** begin Records for the exercise **
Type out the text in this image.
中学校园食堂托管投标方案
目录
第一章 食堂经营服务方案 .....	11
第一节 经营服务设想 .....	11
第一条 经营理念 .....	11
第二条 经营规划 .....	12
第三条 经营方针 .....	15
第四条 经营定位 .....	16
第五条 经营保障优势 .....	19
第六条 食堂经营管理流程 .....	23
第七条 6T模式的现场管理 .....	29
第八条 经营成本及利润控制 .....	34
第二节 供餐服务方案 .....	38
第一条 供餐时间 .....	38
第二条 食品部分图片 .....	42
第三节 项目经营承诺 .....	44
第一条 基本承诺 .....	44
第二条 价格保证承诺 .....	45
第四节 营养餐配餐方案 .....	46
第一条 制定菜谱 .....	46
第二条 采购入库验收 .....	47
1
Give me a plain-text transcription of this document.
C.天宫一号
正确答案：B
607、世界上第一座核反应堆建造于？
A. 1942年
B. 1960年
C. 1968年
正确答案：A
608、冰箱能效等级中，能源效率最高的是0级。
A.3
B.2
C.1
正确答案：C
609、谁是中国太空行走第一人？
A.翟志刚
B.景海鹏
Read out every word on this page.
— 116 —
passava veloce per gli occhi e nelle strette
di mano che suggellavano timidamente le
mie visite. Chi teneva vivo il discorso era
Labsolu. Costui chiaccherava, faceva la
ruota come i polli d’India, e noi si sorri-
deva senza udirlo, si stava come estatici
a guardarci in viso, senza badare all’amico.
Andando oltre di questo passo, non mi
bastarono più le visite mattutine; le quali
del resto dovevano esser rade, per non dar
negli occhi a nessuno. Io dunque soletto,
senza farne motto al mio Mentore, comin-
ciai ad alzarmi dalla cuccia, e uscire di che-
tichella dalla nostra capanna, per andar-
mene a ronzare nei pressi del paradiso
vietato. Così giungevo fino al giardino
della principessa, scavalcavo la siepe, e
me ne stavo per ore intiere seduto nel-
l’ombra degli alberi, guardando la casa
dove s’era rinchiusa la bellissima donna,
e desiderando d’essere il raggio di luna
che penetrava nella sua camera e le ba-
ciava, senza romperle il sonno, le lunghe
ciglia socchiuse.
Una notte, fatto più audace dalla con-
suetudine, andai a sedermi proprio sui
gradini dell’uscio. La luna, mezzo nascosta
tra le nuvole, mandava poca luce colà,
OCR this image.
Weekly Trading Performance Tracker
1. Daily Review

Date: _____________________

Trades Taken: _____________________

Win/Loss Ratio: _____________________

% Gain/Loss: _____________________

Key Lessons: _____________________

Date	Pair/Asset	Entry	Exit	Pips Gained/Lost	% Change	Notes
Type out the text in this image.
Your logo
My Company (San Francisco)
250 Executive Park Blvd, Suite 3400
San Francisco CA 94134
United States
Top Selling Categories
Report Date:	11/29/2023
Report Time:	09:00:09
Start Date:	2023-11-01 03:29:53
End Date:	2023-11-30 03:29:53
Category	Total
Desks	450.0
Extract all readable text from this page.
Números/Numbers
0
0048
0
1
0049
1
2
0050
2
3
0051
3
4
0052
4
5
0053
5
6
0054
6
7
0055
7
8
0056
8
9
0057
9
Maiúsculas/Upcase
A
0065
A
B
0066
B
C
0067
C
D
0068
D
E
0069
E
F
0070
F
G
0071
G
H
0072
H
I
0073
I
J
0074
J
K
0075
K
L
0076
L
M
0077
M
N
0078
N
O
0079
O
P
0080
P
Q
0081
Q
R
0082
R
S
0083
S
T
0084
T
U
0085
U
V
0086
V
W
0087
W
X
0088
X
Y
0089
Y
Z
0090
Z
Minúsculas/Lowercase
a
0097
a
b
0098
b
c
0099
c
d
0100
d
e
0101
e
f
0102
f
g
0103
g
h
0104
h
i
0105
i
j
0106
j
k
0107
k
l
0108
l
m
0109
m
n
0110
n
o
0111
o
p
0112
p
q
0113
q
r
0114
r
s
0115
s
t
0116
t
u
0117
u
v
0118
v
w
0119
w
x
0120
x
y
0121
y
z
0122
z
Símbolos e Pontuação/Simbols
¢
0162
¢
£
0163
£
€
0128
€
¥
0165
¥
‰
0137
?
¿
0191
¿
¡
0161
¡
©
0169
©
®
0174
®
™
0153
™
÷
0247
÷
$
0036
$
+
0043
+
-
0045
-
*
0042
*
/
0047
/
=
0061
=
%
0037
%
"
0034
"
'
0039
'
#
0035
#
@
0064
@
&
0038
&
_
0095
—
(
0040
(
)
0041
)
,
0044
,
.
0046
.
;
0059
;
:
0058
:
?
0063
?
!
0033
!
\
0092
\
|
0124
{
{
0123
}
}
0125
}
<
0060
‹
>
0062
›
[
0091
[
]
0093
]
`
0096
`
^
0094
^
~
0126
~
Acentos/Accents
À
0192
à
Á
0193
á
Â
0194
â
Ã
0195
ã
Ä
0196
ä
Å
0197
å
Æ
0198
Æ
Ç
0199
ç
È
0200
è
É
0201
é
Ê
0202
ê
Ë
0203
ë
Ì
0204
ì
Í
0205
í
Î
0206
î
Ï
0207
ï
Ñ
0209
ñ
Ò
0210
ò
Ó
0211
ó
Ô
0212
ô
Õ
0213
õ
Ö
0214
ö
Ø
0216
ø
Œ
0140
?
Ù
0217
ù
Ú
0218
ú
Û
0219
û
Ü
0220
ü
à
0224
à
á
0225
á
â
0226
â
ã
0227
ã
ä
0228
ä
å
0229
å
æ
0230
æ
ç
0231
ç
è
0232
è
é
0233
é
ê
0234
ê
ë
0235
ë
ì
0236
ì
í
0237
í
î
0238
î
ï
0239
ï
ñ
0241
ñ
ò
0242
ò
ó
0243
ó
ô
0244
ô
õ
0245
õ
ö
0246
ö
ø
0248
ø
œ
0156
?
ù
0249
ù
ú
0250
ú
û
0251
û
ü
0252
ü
** end Records for the exercise **
◆ What to work on ◆
Find all lines with "visite" in them and copy each one.

◆ Task answer ◆
mie visite. Chi teneva vivo il discorso era
bastarono più le visite mattutine; le quali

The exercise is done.